• _Objective_: Your output is the line containing "Decode this image" plus all lines after it to the end of the records, reproduced exactly, with nothing else.

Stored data
##########

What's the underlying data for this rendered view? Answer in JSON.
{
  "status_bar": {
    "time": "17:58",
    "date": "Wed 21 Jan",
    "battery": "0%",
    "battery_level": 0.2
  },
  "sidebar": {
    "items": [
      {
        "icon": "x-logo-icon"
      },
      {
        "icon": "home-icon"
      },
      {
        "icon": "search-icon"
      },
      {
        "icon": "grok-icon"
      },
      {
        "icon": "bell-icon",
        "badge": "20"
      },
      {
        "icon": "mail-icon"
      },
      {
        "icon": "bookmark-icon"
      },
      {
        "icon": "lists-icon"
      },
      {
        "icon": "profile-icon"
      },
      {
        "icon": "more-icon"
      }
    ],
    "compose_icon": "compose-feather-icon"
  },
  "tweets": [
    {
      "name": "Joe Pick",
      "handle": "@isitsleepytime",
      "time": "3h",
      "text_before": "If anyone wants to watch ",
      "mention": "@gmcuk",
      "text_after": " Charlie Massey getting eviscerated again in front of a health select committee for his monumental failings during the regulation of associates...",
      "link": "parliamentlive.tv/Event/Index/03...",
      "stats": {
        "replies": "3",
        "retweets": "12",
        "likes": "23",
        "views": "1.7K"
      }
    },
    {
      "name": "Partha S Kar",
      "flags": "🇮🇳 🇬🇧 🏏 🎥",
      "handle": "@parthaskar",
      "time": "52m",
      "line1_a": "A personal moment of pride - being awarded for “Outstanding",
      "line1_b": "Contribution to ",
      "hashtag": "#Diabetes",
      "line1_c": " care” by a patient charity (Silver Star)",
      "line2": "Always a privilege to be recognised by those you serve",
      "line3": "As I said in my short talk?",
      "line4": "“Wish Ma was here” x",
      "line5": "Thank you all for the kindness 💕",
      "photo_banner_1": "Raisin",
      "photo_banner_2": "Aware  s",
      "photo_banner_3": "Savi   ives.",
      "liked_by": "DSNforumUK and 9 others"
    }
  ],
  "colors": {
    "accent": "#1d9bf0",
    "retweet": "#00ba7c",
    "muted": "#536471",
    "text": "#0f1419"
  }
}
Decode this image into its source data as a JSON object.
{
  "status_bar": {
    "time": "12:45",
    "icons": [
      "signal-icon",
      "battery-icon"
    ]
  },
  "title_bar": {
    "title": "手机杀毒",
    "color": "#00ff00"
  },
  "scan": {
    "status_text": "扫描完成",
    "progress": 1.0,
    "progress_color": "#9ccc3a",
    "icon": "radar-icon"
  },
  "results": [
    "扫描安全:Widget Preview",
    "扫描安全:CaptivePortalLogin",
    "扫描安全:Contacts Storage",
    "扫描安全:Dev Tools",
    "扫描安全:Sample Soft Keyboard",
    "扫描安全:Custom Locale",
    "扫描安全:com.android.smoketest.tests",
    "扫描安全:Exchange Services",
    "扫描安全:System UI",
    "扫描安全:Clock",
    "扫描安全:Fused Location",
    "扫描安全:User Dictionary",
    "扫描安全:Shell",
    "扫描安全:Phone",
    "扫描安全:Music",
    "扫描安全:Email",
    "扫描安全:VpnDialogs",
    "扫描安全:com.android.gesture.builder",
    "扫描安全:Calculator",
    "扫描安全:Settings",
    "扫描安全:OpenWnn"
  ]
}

##########

• _Complete answer_:
Decode this image into its source data as a JSON object.
{
  "status_bar": {
    "time": "12:45",
    "icons": [
      "signal-icon",
      "battery-icon"
    ]
  },
  "title_bar": {
    "title": "手机杀毒",
    "color": "#00ff00"
  },
  "scan": {
    "status_text": "扫描完成",
    "progress": 1.0,
    "progress_color": "#9ccc3a",
    "icon": "radar-icon"
  },
  "results": [
    "扫描安全:Widget Preview",
    "扫描安全:CaptivePortalLogin",
    "扫描安全:Contacts Storage",
    "扫描安全:Dev Tools",
    "扫描安全:Sample Soft Keyboard",
    "扫描安全:Custom Locale",
    "扫描安全:com.android.smoketest.tests",
    "扫描安全:Exchange Services",
    "扫描安全:System UI",
    "扫描安全:Clock",
    "扫描安全:Fused Location",
    "扫描安全:User Dictionary",
    "扫描安全:Shell",
    "扫描安全:Phone",
    "扫描安全:Music",
    "扫描安全:Email",
    "扫描安全:VpnDialogs",
    "扫描安全:com.android.gesture.builder",
    "扫描安全:Calculator",
    "扫描安全:Settings",
    "扫描安全:OpenWnn"
  ]
}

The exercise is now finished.